In the lines below, switch each "candle-body" to "candle-rect" and leave everything else as it is.

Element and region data
** begin **
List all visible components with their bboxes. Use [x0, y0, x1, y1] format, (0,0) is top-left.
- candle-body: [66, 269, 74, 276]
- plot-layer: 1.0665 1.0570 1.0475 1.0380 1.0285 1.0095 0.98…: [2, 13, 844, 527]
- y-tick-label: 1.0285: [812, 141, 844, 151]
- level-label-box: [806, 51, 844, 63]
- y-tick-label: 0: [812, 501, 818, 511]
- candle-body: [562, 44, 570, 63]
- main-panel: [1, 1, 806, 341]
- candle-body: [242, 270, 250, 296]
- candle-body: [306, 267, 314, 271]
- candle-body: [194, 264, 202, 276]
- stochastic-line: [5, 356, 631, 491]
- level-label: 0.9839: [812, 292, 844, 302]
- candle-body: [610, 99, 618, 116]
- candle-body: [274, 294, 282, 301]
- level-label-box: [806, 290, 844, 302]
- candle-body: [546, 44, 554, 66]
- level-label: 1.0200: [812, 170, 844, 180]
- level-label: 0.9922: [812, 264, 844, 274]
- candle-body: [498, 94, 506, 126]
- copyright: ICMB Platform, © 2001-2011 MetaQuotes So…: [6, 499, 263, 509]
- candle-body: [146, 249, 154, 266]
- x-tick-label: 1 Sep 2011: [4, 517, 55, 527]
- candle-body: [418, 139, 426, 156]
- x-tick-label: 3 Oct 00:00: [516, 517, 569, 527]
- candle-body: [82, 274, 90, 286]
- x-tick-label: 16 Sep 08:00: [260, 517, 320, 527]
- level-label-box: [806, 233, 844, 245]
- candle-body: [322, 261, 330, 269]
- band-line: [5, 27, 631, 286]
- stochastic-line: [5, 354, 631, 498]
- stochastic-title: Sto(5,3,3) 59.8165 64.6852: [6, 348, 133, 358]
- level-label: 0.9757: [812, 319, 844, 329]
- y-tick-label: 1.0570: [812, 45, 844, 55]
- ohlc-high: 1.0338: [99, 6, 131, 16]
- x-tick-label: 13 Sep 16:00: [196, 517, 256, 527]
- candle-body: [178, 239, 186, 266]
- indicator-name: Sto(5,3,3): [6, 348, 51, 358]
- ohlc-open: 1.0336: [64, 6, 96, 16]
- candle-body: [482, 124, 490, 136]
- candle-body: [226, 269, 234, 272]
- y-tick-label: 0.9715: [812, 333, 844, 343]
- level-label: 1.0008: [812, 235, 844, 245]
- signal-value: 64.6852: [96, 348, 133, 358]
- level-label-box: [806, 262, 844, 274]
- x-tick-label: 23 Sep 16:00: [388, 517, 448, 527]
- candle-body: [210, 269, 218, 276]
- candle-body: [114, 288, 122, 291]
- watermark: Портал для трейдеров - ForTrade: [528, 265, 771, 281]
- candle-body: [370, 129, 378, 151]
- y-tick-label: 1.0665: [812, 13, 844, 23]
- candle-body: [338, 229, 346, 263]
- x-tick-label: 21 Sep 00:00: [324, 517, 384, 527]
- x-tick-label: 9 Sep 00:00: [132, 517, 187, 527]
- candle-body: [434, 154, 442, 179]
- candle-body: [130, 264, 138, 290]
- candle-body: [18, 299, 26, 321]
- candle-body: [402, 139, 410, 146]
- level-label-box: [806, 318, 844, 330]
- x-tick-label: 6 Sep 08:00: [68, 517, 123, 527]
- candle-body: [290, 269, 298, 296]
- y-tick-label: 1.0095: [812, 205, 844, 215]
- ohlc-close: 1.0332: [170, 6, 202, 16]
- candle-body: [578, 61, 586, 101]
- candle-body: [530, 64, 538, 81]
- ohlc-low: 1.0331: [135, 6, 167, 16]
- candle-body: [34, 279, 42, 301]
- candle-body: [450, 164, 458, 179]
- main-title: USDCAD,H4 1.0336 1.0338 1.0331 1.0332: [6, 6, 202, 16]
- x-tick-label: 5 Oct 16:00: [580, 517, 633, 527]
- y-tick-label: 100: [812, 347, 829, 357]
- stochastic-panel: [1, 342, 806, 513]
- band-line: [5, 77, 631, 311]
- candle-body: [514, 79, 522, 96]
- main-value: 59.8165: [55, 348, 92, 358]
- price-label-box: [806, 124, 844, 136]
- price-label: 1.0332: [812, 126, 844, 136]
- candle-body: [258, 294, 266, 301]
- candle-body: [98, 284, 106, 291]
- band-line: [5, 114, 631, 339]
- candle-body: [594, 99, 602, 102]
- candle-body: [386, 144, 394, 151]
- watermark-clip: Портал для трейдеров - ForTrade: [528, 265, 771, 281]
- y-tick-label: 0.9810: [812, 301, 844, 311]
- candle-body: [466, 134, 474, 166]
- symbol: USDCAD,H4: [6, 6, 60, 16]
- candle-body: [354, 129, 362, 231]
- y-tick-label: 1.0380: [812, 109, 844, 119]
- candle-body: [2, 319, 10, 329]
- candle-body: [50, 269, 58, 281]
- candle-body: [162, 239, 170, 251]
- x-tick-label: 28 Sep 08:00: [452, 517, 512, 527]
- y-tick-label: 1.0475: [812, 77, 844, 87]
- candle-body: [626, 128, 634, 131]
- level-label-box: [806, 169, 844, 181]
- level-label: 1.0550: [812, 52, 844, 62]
** end **
■ Answer to the problem
List all visible components with their bboxes. Use [x0, y0, x1, y1] format, (0,0) is top-left.
- candle-rect: [66, 269, 74, 276]
- plot-layer: 1.0665 1.0570 1.0475 1.0380 1.0285 1.0095 0.98…: [2, 13, 844, 527]
- y-tick-label: 1.0285: [812, 141, 844, 151]
- level-label-box: [806, 51, 844, 63]
- y-tick-label: 0: [812, 501, 818, 511]
- candle-rect: [562, 44, 570, 63]
- main-panel: [1, 1, 806, 341]
- candle-rect: [242, 270, 250, 296]
- candle-rect: [306, 267, 314, 271]
- candle-rect: [194, 264, 202, 276]
- stochastic-line: [5, 356, 631, 491]
- level-label: 0.9839: [812, 292, 844, 302]
- candle-rect: [610, 99, 618, 116]
- candle-rect: [274, 294, 282, 301]
- level-label-box: [806, 290, 844, 302]
- candle-rect: [546, 44, 554, 66]
- level-label: 1.0200: [812, 170, 844, 180]
- level-label: 0.9922: [812, 264, 844, 274]
- candle-rect: [498, 94, 506, 126]
- copyright: ICMB Platform, © 2001-2011 MetaQuotes So…: [6, 499, 263, 509]
- candle-rect: [146, 249, 154, 266]
- x-tick-label: 1 Sep 2011: [4, 517, 55, 527]
- candle-rect: [418, 139, 426, 156]
- x-tick-label: 3 Oct 00:00: [516, 517, 569, 527]
- candle-rect: [82, 274, 90, 286]
- x-tick-label: 16 Sep 08:00: [260, 517, 320, 527]
- level-label-box: [806, 233, 844, 245]
- candle-rect: [322, 261, 330, 269]
- band-line: [5, 27, 631, 286]
- stochastic-line: [5, 354, 631, 498]
- stochastic-title: Sto(5,3,3) 59.8165 64.6852: [6, 348, 133, 358]
- level-label: 0.9757: [812, 319, 844, 329]
- y-tick-label: 1.0570: [812, 45, 844, 55]
- ohlc-high: 1.0338: [99, 6, 131, 16]
- x-tick-label: 13 Sep 16:00: [196, 517, 256, 527]
- candle-rect: [178, 239, 186, 266]
- indicator-name: Sto(5,3,3): [6, 348, 51, 358]
- ohlc-open: 1.0336: [64, 6, 96, 16]
- candle-rect: [482, 124, 490, 136]
- candle-rect: [226, 269, 234, 272]
- y-tick-label: 0.9715: [812, 333, 844, 343]
- level-label: 1.0008: [812, 235, 844, 245]
- signal-value: 64.6852: [96, 348, 133, 358]
- level-label-box: [806, 262, 844, 274]
- x-tick-label: 23 Sep 16:00: [388, 517, 448, 527]
- candle-rect: [210, 269, 218, 276]
- candle-rect: [114, 288, 122, 291]
- watermark: Портал для трейдеров - ForTrade: [528, 265, 771, 281]
- candle-rect: [370, 129, 378, 151]
- y-tick-label: 1.0665: [812, 13, 844, 23]
- candle-rect: [338, 229, 346, 263]
- x-tick-label: 21 Sep 00:00: [324, 517, 384, 527]
- x-tick-label: 9 Sep 00:00: [132, 517, 187, 527]
- candle-rect: [434, 154, 442, 179]
- candle-rect: [130, 264, 138, 290]
- candle-rect: [18, 299, 26, 321]
- candle-rect: [402, 139, 410, 146]
- level-label-box: [806, 318, 844, 330]
- x-tick-label: 6 Sep 08:00: [68, 517, 123, 527]
- candle-rect: [290, 269, 298, 296]
- y-tick-label: 1.0095: [812, 205, 844, 215]
- ohlc-close: 1.0332: [170, 6, 202, 16]
- candle-rect: [578, 61, 586, 101]
- candle-rect: [530, 64, 538, 81]
- ohlc-low: 1.0331: [135, 6, 167, 16]
- candle-rect: [34, 279, 42, 301]
- candle-rect: [450, 164, 458, 179]
- main-title: USDCAD,H4 1.0336 1.0338 1.0331 1.0332: [6, 6, 202, 16]
- x-tick-label: 5 Oct 16:00: [580, 517, 633, 527]
- y-tick-label: 100: [812, 347, 829, 357]
- stochastic-panel: [1, 342, 806, 513]
- band-line: [5, 77, 631, 311]
- candle-rect: [514, 79, 522, 96]
- main-value: 59.8165: [55, 348, 92, 358]
- price-label-box: [806, 124, 844, 136]
- price-label: 1.0332: [812, 126, 844, 136]
- candle-rect: [258, 294, 266, 301]
- candle-rect: [98, 284, 106, 291]
- band-line: [5, 114, 631, 339]
- candle-rect: [594, 99, 602, 102]
- candle-rect: [386, 144, 394, 151]
- watermark-clip: Портал для трейдеров - ForTrade: [528, 265, 771, 281]
- y-tick-label: 0.9810: [812, 301, 844, 311]
- candle-rect: [466, 134, 474, 166]
- symbol: USDCAD,H4: [6, 6, 60, 16]
- candle-rect: [354, 129, 362, 231]
- y-tick-label: 1.0380: [812, 109, 844, 119]
- candle-rect: [2, 319, 10, 329]
- candle-rect: [50, 269, 58, 281]
- candle-rect: [162, 239, 170, 251]
- x-tick-label: 28 Sep 08:00: [452, 517, 512, 527]
- y-tick-label: 1.0475: [812, 77, 844, 87]
- candle-rect: [626, 128, 634, 131]
- level-label-box: [806, 169, 844, 181]
- level-label: 1.0550: [812, 52, 844, 62]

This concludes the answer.